Using the data below, copy every line that contains the word "quantità".

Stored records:
(begin)
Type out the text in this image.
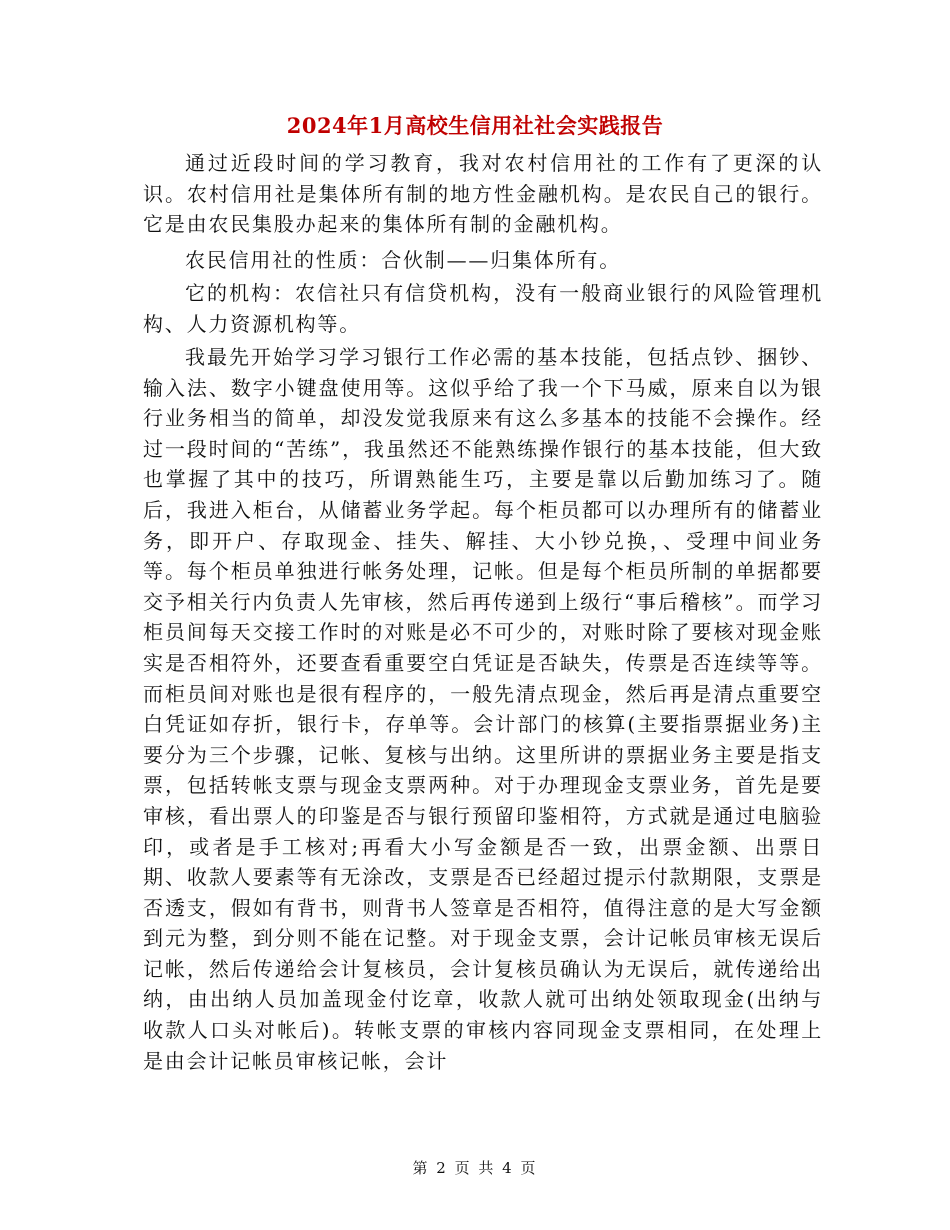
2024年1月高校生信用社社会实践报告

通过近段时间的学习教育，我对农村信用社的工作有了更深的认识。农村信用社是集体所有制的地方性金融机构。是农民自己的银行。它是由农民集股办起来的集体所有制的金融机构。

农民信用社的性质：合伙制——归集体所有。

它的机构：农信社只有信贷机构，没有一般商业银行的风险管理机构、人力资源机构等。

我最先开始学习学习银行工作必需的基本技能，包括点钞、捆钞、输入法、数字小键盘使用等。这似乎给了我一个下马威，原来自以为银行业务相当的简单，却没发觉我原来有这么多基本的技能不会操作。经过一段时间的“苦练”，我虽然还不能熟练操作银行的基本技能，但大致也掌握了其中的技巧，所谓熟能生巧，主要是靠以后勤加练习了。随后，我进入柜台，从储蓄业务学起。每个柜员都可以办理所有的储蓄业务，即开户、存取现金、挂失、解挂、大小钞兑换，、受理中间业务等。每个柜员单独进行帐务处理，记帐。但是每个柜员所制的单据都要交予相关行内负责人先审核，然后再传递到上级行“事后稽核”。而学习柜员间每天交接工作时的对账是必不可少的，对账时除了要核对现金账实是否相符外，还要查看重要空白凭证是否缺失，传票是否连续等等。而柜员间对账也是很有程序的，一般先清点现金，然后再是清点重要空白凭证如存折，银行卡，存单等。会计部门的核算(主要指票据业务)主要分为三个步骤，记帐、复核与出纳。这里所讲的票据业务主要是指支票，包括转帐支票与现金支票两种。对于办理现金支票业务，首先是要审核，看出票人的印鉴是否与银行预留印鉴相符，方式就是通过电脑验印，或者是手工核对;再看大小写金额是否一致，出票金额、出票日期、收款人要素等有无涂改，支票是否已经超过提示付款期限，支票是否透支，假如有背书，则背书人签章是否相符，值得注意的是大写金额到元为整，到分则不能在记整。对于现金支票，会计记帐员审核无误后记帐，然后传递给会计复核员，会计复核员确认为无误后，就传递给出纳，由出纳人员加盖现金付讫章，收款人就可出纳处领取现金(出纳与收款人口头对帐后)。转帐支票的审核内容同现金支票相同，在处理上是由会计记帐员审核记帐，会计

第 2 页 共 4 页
(end)
(begin)
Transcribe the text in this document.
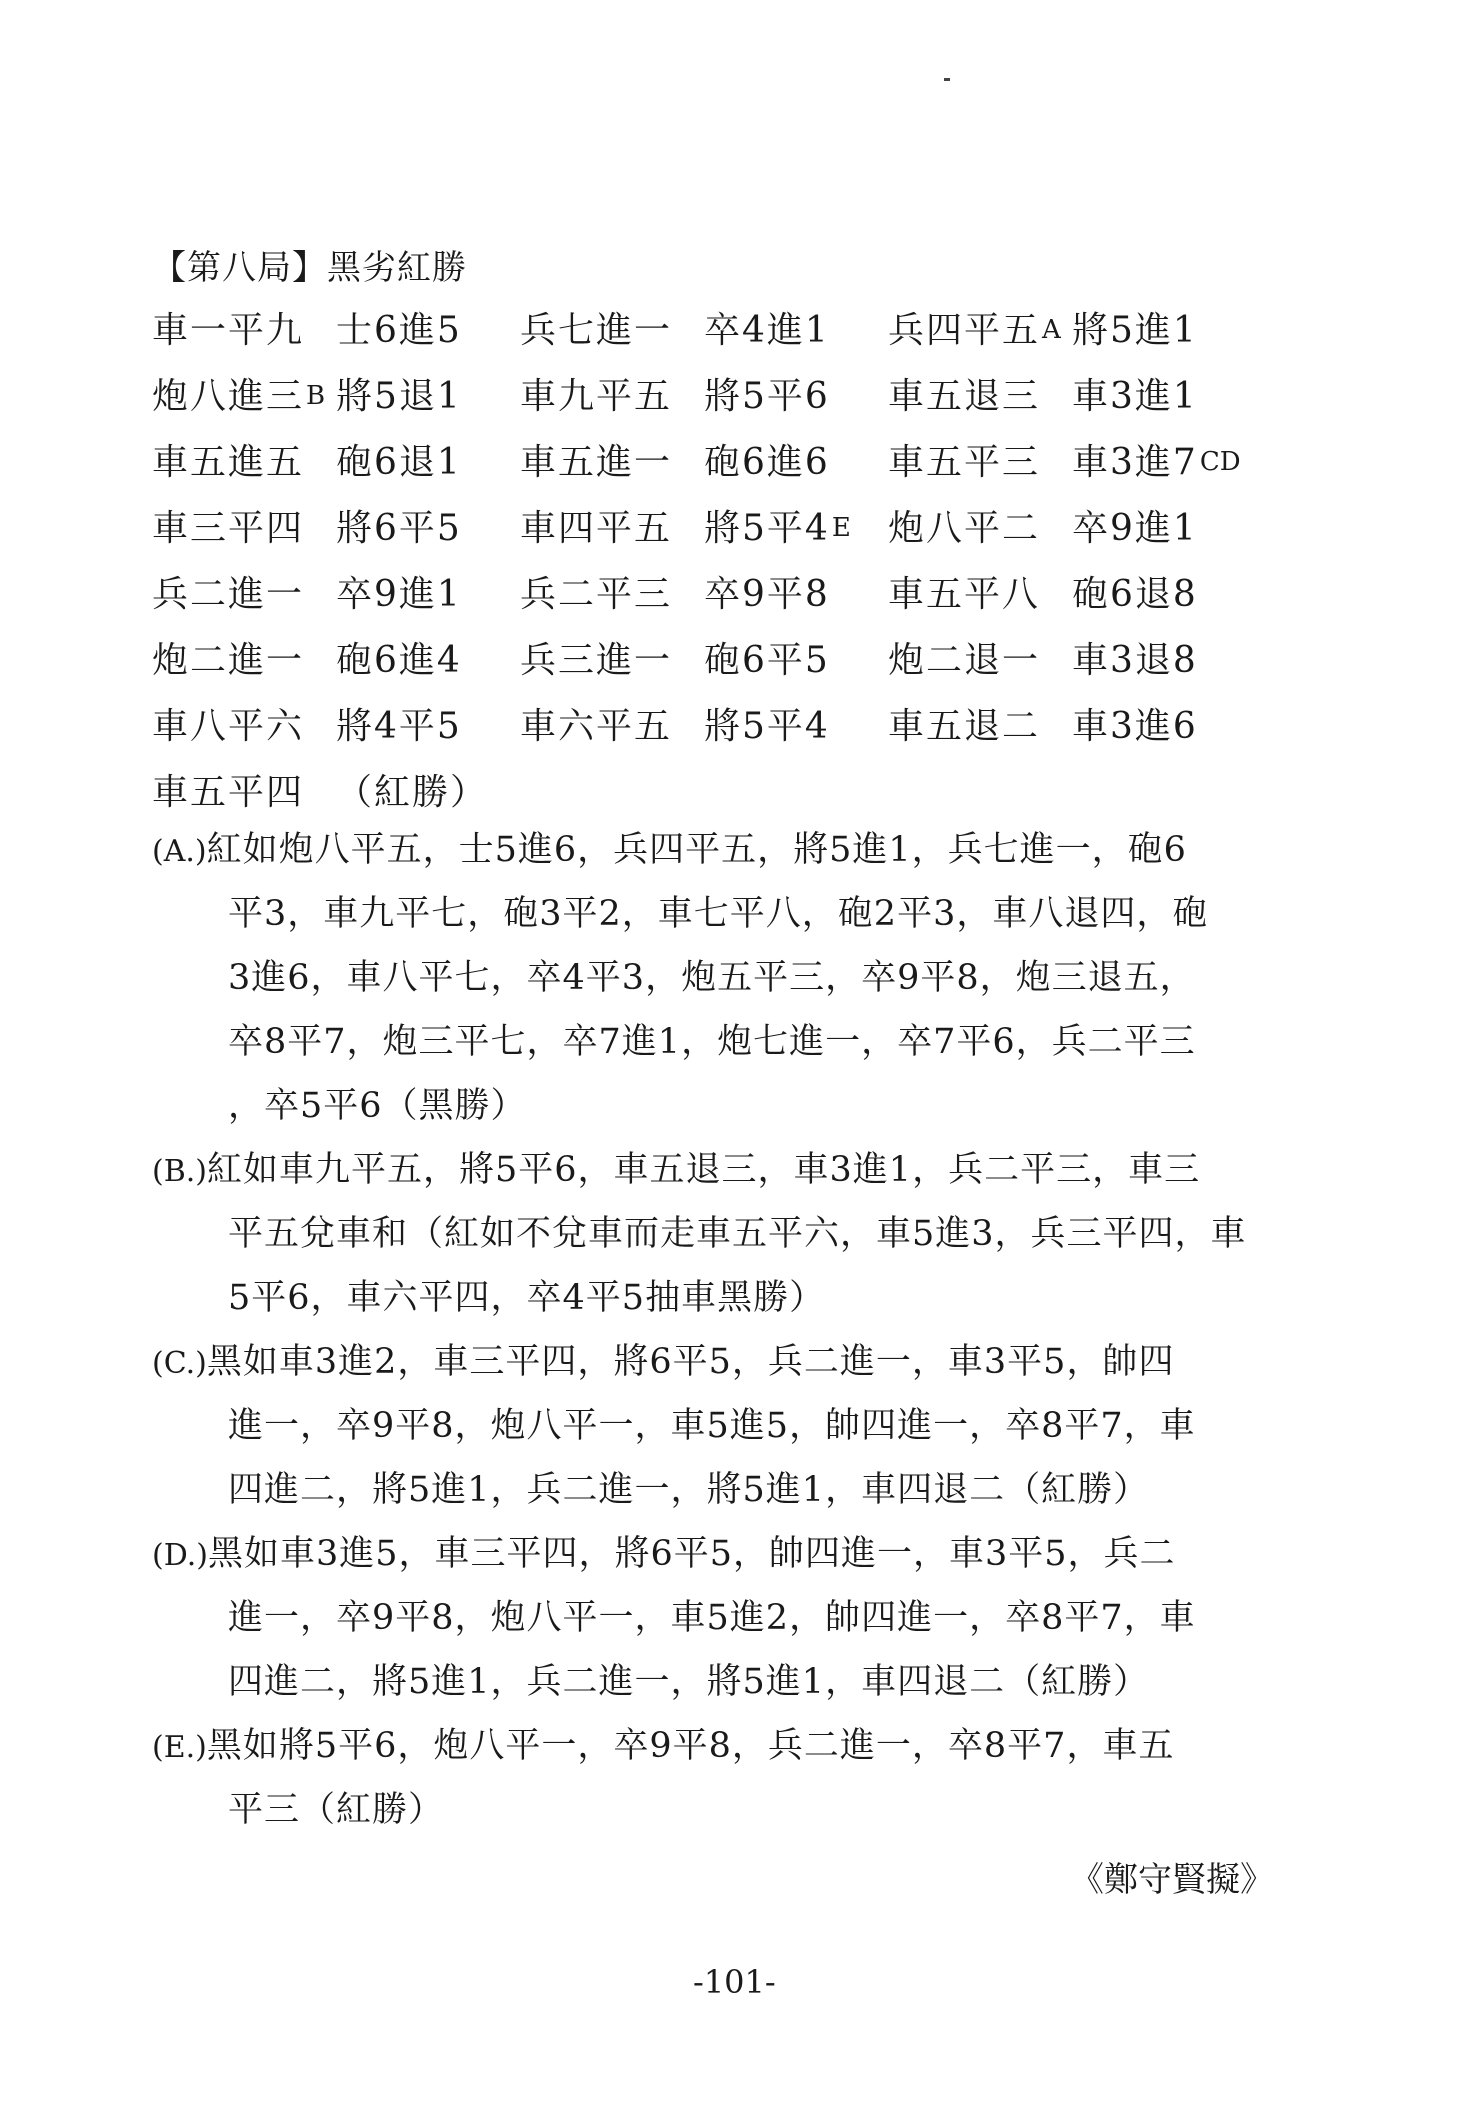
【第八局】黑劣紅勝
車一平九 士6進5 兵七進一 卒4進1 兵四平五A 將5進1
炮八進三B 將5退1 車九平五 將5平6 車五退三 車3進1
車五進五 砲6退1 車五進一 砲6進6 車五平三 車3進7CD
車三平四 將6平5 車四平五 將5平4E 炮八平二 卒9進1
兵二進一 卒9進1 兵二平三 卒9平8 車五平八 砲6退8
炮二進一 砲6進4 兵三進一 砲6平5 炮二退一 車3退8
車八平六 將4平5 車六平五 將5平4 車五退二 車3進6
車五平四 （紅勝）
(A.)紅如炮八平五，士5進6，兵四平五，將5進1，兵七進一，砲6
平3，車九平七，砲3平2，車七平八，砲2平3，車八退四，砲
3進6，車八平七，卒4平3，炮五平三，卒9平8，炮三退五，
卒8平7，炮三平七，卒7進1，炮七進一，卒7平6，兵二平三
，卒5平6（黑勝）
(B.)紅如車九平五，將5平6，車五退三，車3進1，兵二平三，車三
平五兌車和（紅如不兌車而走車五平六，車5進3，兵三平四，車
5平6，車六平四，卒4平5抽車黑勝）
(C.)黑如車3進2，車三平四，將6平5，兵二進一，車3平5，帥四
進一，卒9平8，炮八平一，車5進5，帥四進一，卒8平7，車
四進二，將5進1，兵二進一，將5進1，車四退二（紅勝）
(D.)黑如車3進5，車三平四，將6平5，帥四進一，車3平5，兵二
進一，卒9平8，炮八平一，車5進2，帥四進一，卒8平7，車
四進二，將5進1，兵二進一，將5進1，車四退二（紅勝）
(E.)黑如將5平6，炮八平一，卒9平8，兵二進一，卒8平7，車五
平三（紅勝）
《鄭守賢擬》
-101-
(end)
(begin)
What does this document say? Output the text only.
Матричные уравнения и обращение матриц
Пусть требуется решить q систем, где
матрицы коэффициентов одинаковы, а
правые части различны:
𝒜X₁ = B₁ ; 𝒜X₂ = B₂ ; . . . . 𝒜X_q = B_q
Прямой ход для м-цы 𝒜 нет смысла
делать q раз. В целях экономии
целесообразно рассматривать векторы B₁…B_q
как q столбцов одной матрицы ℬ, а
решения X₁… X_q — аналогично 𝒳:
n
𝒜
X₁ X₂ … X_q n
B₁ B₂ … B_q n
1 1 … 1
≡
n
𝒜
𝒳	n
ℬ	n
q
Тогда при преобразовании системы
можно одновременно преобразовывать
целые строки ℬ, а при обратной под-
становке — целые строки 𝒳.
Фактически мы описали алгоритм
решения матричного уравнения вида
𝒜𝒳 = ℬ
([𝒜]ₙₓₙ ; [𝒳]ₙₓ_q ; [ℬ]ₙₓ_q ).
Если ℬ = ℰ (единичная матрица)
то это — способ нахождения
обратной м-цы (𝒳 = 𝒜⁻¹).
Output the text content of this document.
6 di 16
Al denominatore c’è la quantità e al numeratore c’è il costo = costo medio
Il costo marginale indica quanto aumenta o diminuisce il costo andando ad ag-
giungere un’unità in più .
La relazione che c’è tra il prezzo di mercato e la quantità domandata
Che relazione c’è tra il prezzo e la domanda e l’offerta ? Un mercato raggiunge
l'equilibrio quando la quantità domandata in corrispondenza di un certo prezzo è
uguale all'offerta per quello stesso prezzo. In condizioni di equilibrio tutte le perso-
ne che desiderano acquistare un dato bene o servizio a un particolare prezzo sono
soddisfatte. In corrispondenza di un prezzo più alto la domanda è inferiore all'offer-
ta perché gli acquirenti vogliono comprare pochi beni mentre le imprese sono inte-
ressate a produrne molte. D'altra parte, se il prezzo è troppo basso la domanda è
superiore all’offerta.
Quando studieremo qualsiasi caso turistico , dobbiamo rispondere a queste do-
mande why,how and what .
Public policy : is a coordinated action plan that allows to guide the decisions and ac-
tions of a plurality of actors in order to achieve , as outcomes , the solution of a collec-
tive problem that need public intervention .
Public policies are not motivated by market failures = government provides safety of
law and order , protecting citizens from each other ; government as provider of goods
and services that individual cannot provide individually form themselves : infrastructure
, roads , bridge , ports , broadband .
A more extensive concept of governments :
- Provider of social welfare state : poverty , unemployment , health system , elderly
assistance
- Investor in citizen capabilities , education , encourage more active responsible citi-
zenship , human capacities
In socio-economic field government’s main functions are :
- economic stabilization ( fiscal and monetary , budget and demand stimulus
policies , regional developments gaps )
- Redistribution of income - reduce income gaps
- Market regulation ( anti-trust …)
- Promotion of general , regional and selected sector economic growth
(end)
*Solution to the exercise*.
Al denominatore c’è la quantità e al numeratore c’è il costo = costo medio
La relazione che c’è tra il prezzo di mercato e la quantità domandata
l'equilibrio quando la quantità domandata in corrispondenza di un certo prezzo è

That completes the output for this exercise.